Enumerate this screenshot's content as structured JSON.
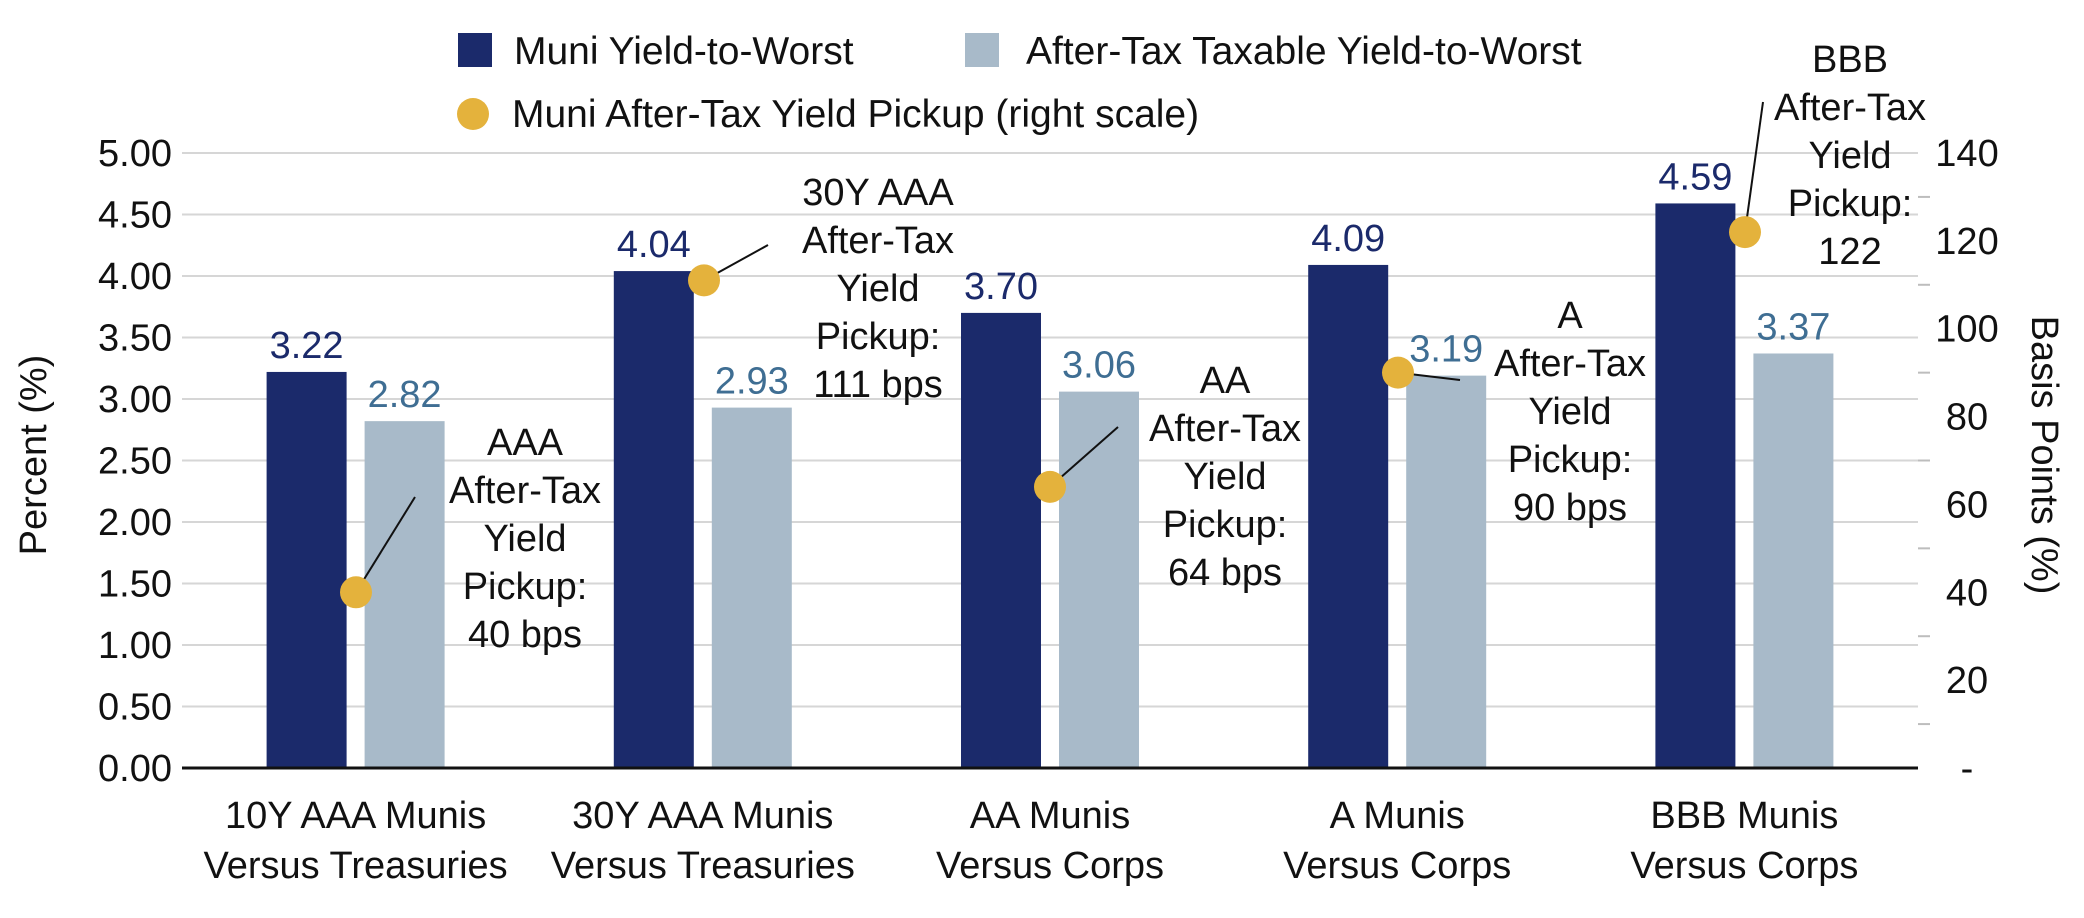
{
  "chart_data": {
    "type": "bar",
    "categories": [
      [
        "10Y AAA Munis",
        "Versus Treasuries"
      ],
      [
        "30Y AAA Munis",
        "Versus Treasuries"
      ],
      [
        "AA Munis",
        "Versus Corps"
      ],
      [
        "A Munis",
        "Versus Corps"
      ],
      [
        "BBB Munis",
        "Versus Corps"
      ]
    ],
    "series": [
      {
        "name": "Muni Yield-to-Worst",
        "axis": "left",
        "kind": "bar",
        "color": "#1b2a6b",
        "label_color": "#1b2a6b",
        "values": [
          3.22,
          4.04,
          3.7,
          4.09,
          4.59
        ]
      },
      {
        "name": "After-Tax Taxable Yield-to-Worst",
        "axis": "left",
        "kind": "bar",
        "color": "#a8bac9",
        "label_color": "#3f6e93",
        "values": [
          2.82,
          2.93,
          3.06,
          3.19,
          3.37
        ]
      },
      {
        "name": "Muni After-Tax Yield Pickup (right scale)",
        "axis": "right",
        "kind": "point",
        "color": "#e4b23c",
        "values": [
          40,
          111,
          64,
          90,
          122
        ]
      }
    ],
    "value_labels": {
      "Muni Yield-to-Worst": [
        "3.22",
        "4.04",
        "3.70",
        "4.09",
        "4.59"
      ],
      "After-Tax Taxable Yield-to-Worst": [
        "2.82",
        "2.93",
        "3.06",
        "3.19",
        "3.37"
      ]
    },
    "annotations": [
      [
        "AAA",
        "After-Tax",
        "Yield",
        "Pickup:",
        "40 bps"
      ],
      [
        "30Y AAA",
        "After-Tax",
        "Yield",
        "Pickup:",
        "111 bps"
      ],
      [
        "AA",
        "After-Tax",
        "Yield",
        "Pickup:",
        "64 bps"
      ],
      [
        "A",
        "After-Tax",
        "Yield",
        "Pickup:",
        "90 bps"
      ],
      [
        "BBB",
        "After-Tax",
        "Yield",
        "Pickup:",
        "122"
      ]
    ],
    "ylabel": "Percent (%)",
    "y2label": "Basis Points (%)",
    "ylim": [
      0,
      5
    ],
    "y2lim": [
      0,
      140
    ],
    "yticks": [
      "0.00",
      "0.50",
      "1.00",
      "1.50",
      "2.00",
      "2.50",
      "3.00",
      "3.50",
      "4.00",
      "4.50",
      "5.00"
    ],
    "y2ticks": [
      "-",
      "20",
      "40",
      "60",
      "80",
      "100",
      "120",
      "140"
    ],
    "grid": true,
    "legend_position": "top"
  }
}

^^^^^^^^^^^^^^^^

__The exercise__
Pick out each line that holds the string "right".

__The result__
        "name": "Muni After-Tax Yield Pickup (right scale)",
        "axis": "right",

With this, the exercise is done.